Records from a data collection:
· · · · · · ·

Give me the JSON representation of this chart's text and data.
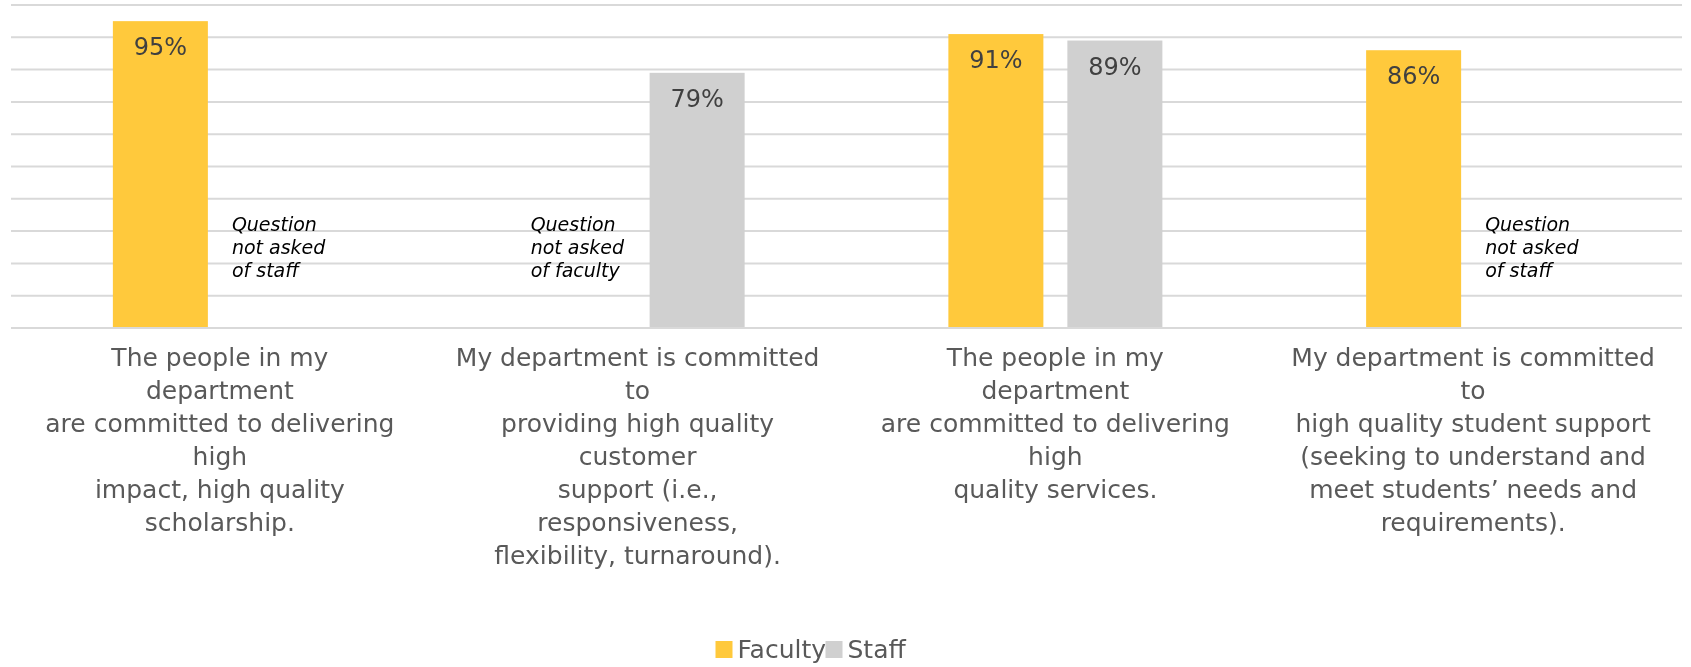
{
  "chart_data": {
    "type": "bar",
    "categories": [
      "The people in my\ndepartment\nare committed to delivering\nhigh\nimpact, high quality\nscholarship.",
      "My department is committed\nto\nproviding high quality\ncustomer\nsupport (i.e.,\nresponsiveness,\nflexibility, turnaround).",
      "The people in my\ndepartment\nare committed to delivering\nhigh\nquality services.",
      "My department is committed\nto\nhigh quality student support\n(seeking to understand and\nmeet students’ needs and\nrequirements)."
    ],
    "series": [
      {
        "name": "Faculty",
        "color": "#ffc93c",
        "values": [
          95,
          null,
          91,
          86
        ],
        "value_labels": [
          "95%",
          null,
          "91%",
          "86%"
        ]
      },
      {
        "name": "Staff",
        "color": "#d0d0d0",
        "values": [
          null,
          79,
          89,
          null
        ],
        "value_labels": [
          null,
          "79%",
          "89%",
          null
        ]
      }
    ],
    "annotations": [
      "Question\nnot asked\nof staff",
      "Question\nnot asked\nof faculty",
      "Question\nnot asked\nof staff"
    ],
    "ylim": [
      0,
      100
    ],
    "yticks": [
      {
        "value": 0,
        "label": null
      },
      {
        "value": 10,
        "label": null
      },
      {
        "value": 20,
        "label": null
      },
      {
        "value": 30,
        "label": null
      },
      {
        "value": 40,
        "label": null
      },
      {
        "value": 50,
        "label": null
      },
      {
        "value": 60,
        "label": null
      },
      {
        "value": 70,
        "label": null
      },
      {
        "value": 80,
        "label": null
      },
      {
        "value": 90,
        "label": null
      },
      {
        "value": 100,
        "label": null
      }
    ],
    "grid": "y",
    "legend": "bottom",
    "tick_labels": "x"
  }
}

· · · · · · ·

## WHAT NEEDS TO BE DONE
Return each line where "ndepartment" shows up.

## COMPLETE OUTPUT
      "The people in my\ndepartment\nare committed to delivering\nhigh\nimpact, high quality\nscholarship.",
      "The people in my\ndepartment\nare committed to delivering\nhigh\nquality services.",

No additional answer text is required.